The problem
Return the passage of the text on Morlot's conducting posts from "Morlot first guest-conducted" to "the Seattle Symphony.", copied word for word.

Exercise text
====

Morlot first guest-conducted the Seattle Symphony in October 2009. His second guest appearance with the Seattle Symphony was in April 2010, as a substitute conductor following the 2010 Eyjafjallajökull eruptions, when he led a different program prepared with diminished rehearsal time. In June 2010, the Seattle Symphony announced the appointment of Morlot as its 15th music director, effective with the 2011–2012 season, with an initial contract of six years. He held the title of music director designate during the 2010–2011 season. In July 2015, the orchestra announced the extension of Morlot's contract through the 2018–2019 season. On 21 April 2017, the orchestra announced the conclusion of Morlot's music directorship at the end of the 2018–2019 season. Morlot now has the title of conductor emeritus with the Seattle Symphony.

Morlot made his first guest-conducting appearance at La Monnaie in 2011. In June 2011, La Monnaie announced Morlot's appointment as its next music director, as of the 2012–2013 season, with an initial contract of 5 years. The Seattle and Brussels positions represented Morlot's first music directorships of an orchestra and an opera company, respectively. In December 2014, citing artistic differences, Morlot resigned from the directorship at La Monnaie, effective 31 December 2014. He commented: "I feel that the orchestra and I have not managed to reach a consensus on an artistic vision, and therefore, for the sake of their development as well as my own, I have made this decision to stand down."

====

Stored items
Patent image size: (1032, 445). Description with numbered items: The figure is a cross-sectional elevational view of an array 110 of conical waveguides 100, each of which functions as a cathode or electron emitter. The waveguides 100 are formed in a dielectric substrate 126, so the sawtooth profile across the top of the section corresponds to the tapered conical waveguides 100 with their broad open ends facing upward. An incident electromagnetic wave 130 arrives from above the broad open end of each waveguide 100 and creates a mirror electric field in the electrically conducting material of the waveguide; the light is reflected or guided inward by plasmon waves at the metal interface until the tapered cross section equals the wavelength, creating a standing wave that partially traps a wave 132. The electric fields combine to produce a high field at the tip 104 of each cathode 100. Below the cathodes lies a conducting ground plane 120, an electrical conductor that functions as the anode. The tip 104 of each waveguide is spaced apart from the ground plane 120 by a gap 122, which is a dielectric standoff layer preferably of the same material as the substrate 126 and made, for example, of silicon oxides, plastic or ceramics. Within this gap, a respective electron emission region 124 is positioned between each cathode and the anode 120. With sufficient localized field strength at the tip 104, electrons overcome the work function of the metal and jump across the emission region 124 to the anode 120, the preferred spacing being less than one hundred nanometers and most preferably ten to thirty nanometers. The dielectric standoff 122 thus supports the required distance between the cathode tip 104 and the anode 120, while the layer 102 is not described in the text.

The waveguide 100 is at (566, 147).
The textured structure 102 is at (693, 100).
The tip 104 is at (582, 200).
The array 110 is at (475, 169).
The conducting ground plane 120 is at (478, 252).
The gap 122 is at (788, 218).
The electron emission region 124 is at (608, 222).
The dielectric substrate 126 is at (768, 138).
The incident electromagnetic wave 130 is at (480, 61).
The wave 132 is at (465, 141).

====

Exercise response
Morlot first guest-conducted the Seattle Symphony in October 2009. His second guest appearance with the Seattle Symphony was in April 2010, as a substitute conductor following the 2010 Eyjafjallajökull eruptions, when he led a different program prepared with diminished rehearsal time. In June 2010, the Seattle Symphony announced the appointment of Morlot as its 15th music director, effective with the 2011–2012 season, with an initial contract of six years. He held the title of music director designate during the 2010–2011 season. In July 2015, the orchestra announced the extension of Morlot's contract through the 2018–2019 season. On 21 April 2017, the orchestra announced the conclusion of Morlot's music directorship at the end of the 2018–2019 season. Morlot now has the title of conductor emeritus with the Seattle Symphony.